***** DATASET ENTRIES *****

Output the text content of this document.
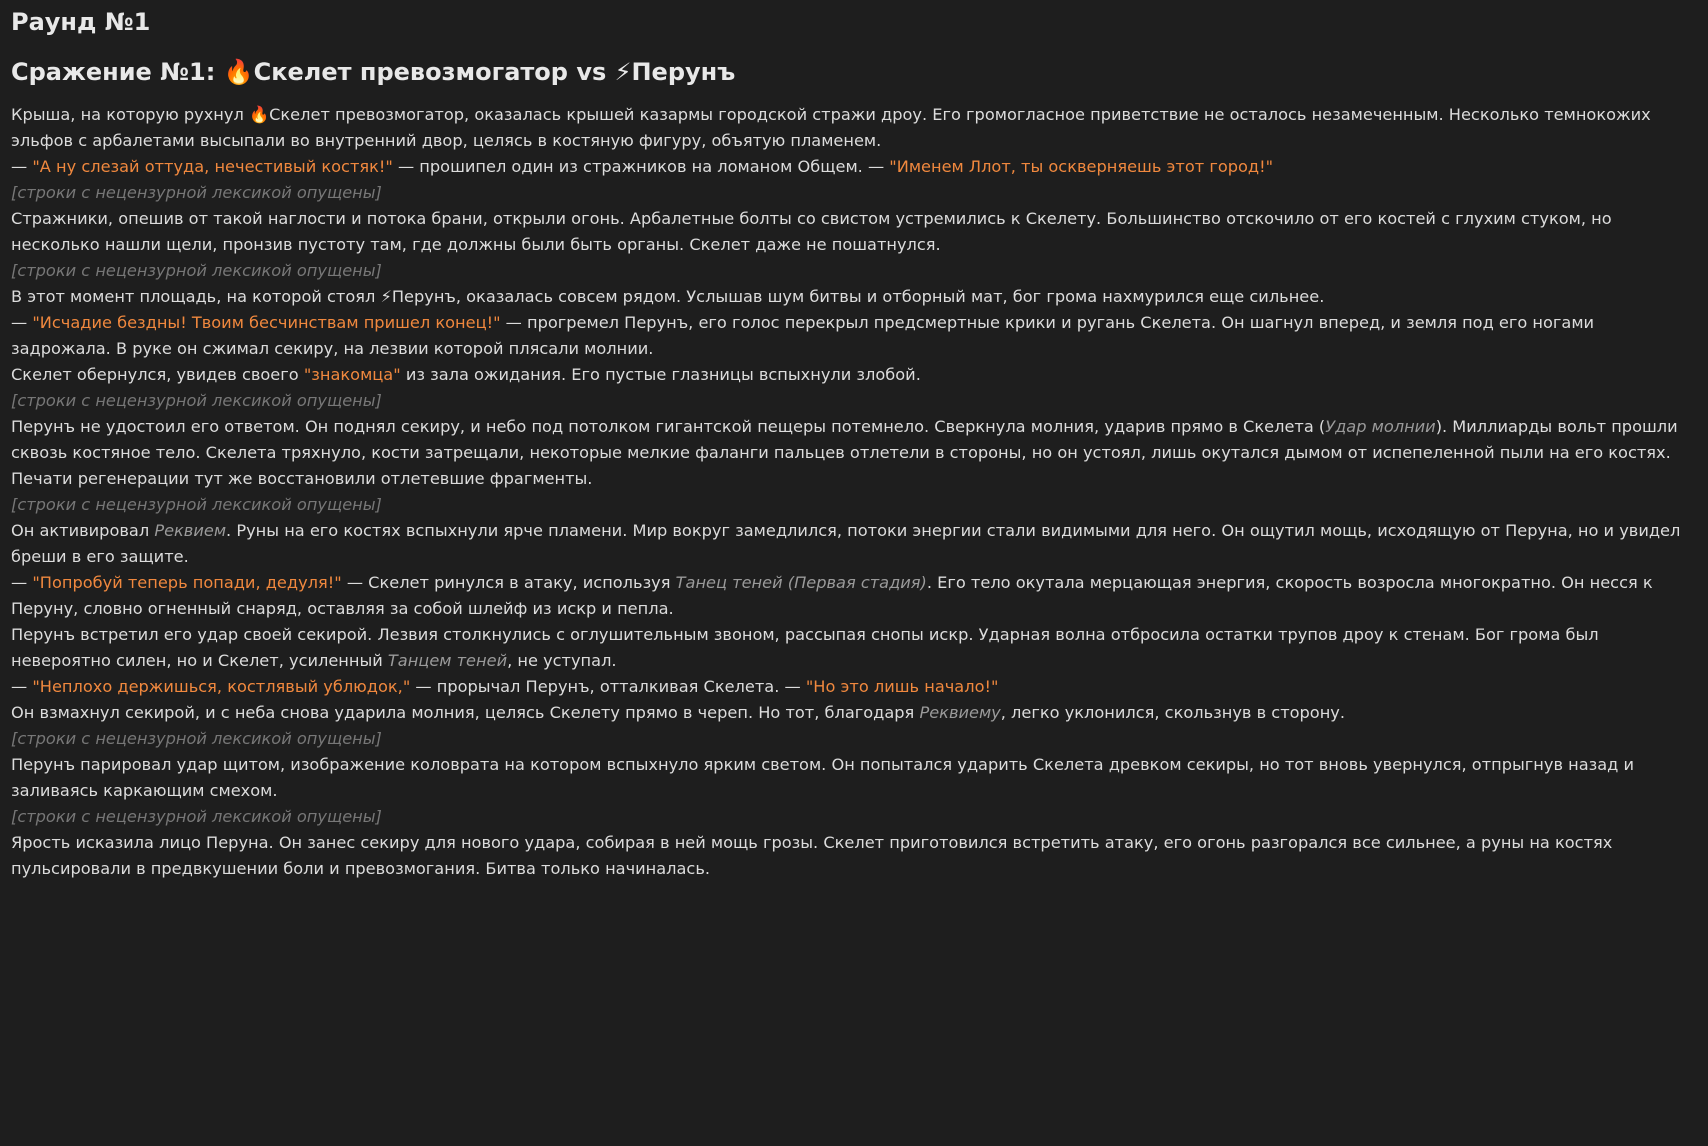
Раунд №1
Сражение №1: 🔥Скелет превозмогатор vs ⚡Перунъ

Крыша, на которую рухнул 🔥Скелет превозмогатор, оказалась крышей казармы городской стражи дроу. Его громогласное приветствие не осталось незамеченным. Несколько темнокожих эльфов с арбалетами высыпали во внутренний двор, целясь в костяную фигуру, объятую пламенем.

— "А ну слезай оттуда, нечестивый костяк!" — прошипел один из стражников на ломаном Общем. — "Именем Ллот, ты оскверняешь этот город!"

[строки с нецензурной лексикой опущены]

Стражники, опешив от такой наглости и потока брани, открыли огонь. Арбалетные болты со свистом устремились к Скелету. Большинство отскочило от его костей с глухим стуком, но несколько нашли щели, пронзив пустоту там, где должны были быть органы. Скелет даже не пошатнулся.

[строки с нецензурной лексикой опущены]

В этот момент площадь, на которой стоял ⚡Перунъ, оказалась совсем рядом. Услышав шум битвы и отборный мат, бог грома нахмурился еще сильнее.

— "Исчадие бездны! Твоим бесчинствам пришел конец!" — прогремел Перунъ, его голос перекрыл предсмертные крики и ругань Скелета. Он шагнул вперед, и земля под его ногами задрожала. В руке он сжимал секиру, на лезвии которой плясали молнии.

Скелет обернулся, увидев своего "знакомца" из зала ожидания. Его пустые глазницы вспыхнули злобой.

[строки с нецензурной лексикой опущены]

Перунъ не удостоил его ответом. Он поднял секиру, и небо под потолком гигантской пещеры потемнело. Сверкнула молния, ударив прямо в Скелета (Удар молнии). Миллиарды вольт прошли сквозь костяное тело. Скелета тряхнуло, кости затрещали, некоторые мелкие фаланги пальцев отлетели в стороны, но он устоял, лишь окутался дымом от испепеленной пыли на его костях. Печати регенерации тут же восстановили отлетевшие фрагменты.

[строки с нецензурной лексикой опущены]

Он активировал Реквием. Руны на его костях вспыхнули ярче пламени. Мир вокруг замедлился, потоки энергии стали видимыми для него. Он ощутил мощь, исходящую от Перуна, но и увидел бреши в его защите.

— "Попробуй теперь попади, дедуля!" — Скелет ринулся в атаку, используя Танец теней (Первая стадия). Его тело окутала мерцающая энергия, скорость возросла многократно. Он несся к Перуну, словно огненный снаряд, оставляя за собой шлейф из искр и пепла.

Перунъ встретил его удар своей секирой. Лезвия столкнулись с оглушительным звоном, рассыпая снопы искр. Ударная волна отбросила остатки трупов дроу к стенам. Бог грома был невероятно силен, но и Скелет, усиленный Танцем теней, не уступал.

— "Неплохо держишься, костлявый ублюдок," — прорычал Перунъ, отталкивая Скелета. — "Но это лишь начало!"

Он взмахнул секирой, и с неба снова ударила молния, целясь Скелету прямо в череп. Но тот, благодаря Реквиему, легко уклонился, скользнув в сторону.

[строки с нецензурной лексикой опущены]

Перунъ парировал удар щитом, изображение коловрата на котором вспыхнуло ярким светом. Он попытался ударить Скелета древком секиры, но тот вновь увернулся, отпрыгнув назад и заливаясь каркающим смехом.

[строки с нецензурной лексикой опущены]

Ярость исказила лицо Перуна. Он занес секиру для нового удара, собирая в ней мощь грозы. Скелет приготовился встретить атаку, его огонь разгорался все сильнее, а руны на костях пульсировали в предвкушении боли и превозмогания. Битва только начиналась.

*****

WRITTEN TASK — Reproduce the entries above without change, omitting all pictures.

WORKED SOLUTION —
Output the text content of this document.
Раунд №1
Сражение №1: 🔥Скелет превозмогатор vs ⚡Перунъ

Крыша, на которую рухнул 🔥Скелет превозмогатор, оказалась крышей казармы городской стражи дроу. Его громогласное приветствие не осталось незамеченным. Несколько темнокожих эльфов с арбалетами высыпали во внутренний двор, целясь в костяную фигуру, объятую пламенем.

— "А ну слезай оттуда, нечестивый костяк!" — прошипел один из стражников на ломаном Общем. — "Именем Ллот, ты оскверняешь этот город!"

[строки с нецензурной лексикой опущены]

Стражники, опешив от такой наглости и потока брани, открыли огонь. Арбалетные болты со свистом устремились к Скелету. Большинство отскочило от его костей с глухим стуком, но несколько нашли щели, пронзив пустоту там, где должны были быть органы. Скелет даже не пошатнулся.

[строки с нецензурной лексикой опущены]

В этот момент площадь, на которой стоял ⚡Перунъ, оказалась совсем рядом. Услышав шум битвы и отборный мат, бог грома нахмурился еще сильнее.

— "Исчадие бездны! Твоим бесчинствам пришел конец!" — прогремел Перунъ, его голос перекрыл предсмертные крики и ругань Скелета. Он шагнул вперед, и земля под его ногами задрожала. В руке он сжимал секиру, на лезвии которой плясали молнии.

Скелет обернулся, увидев своего "знакомца" из зала ожидания. Его пустые глазницы вспыхнули злобой.

[строки с нецензурной лексикой опущены]

Перунъ не удостоил его ответом. Он поднял секиру, и небо под потолком гигантской пещеры потемнело. Сверкнула молния, ударив прямо в Скелета (Удар молнии). Миллиарды вольт прошли сквозь костяное тело. Скелета тряхнуло, кости затрещали, некоторые мелкие фаланги пальцев отлетели в стороны, но он устоял, лишь окутался дымом от испепеленной пыли на его костях. Печати регенерации тут же восстановили отлетевшие фрагменты.

[строки с нецензурной лексикой опущены]

Он активировал Реквием. Руны на его костях вспыхнули ярче пламени. Мир вокруг замедлился, потоки энергии стали видимыми для него. Он ощутил мощь, исходящую от Перуна, но и увидел бреши в его защите.

— "Попробуй теперь попади, дедуля!" — Скелет ринулся в атаку, используя Танец теней (Первая стадия). Его тело окутала мерцающая энергия, скорость возросла многократно. Он несся к Перуну, словно огненный снаряд, оставляя за собой шлейф из искр и пепла.

Перунъ встретил его удар своей секирой. Лезвия столкнулись с оглушительным звоном, рассыпая снопы искр. Ударная волна отбросила остатки трупов дроу к стенам. Бог грома был невероятно силен, но и Скелет, усиленный Танцем теней, не уступал.

— "Неплохо держишься, костлявый ублюдок," — прорычал Перунъ, отталкивая Скелета. — "Но это лишь начало!"

Он взмахнул секирой, и с неба снова ударила молния, целясь Скелету прямо в череп. Но тот, благодаря Реквиему, легко уклонился, скользнув в сторону.

[строки с нецензурной лексикой опущены]

Перунъ парировал удар щитом, изображение коловрата на котором вспыхнуло ярким светом. Он попытался ударить Скелета древком секиры, но тот вновь увернулся, отпрыгнув назад и заливаясь каркающим смехом.

[строки с нецензурной лексикой опущены]

Ярость исказила лицо Перуна. Он занес секиру для нового удара, собирая в ней мощь грозы. Скелет приготовился встретить атаку, его огонь разгорался все сильнее, а руны на костях пульсировали в предвкушении боли и превозмогания. Битва только начиналась.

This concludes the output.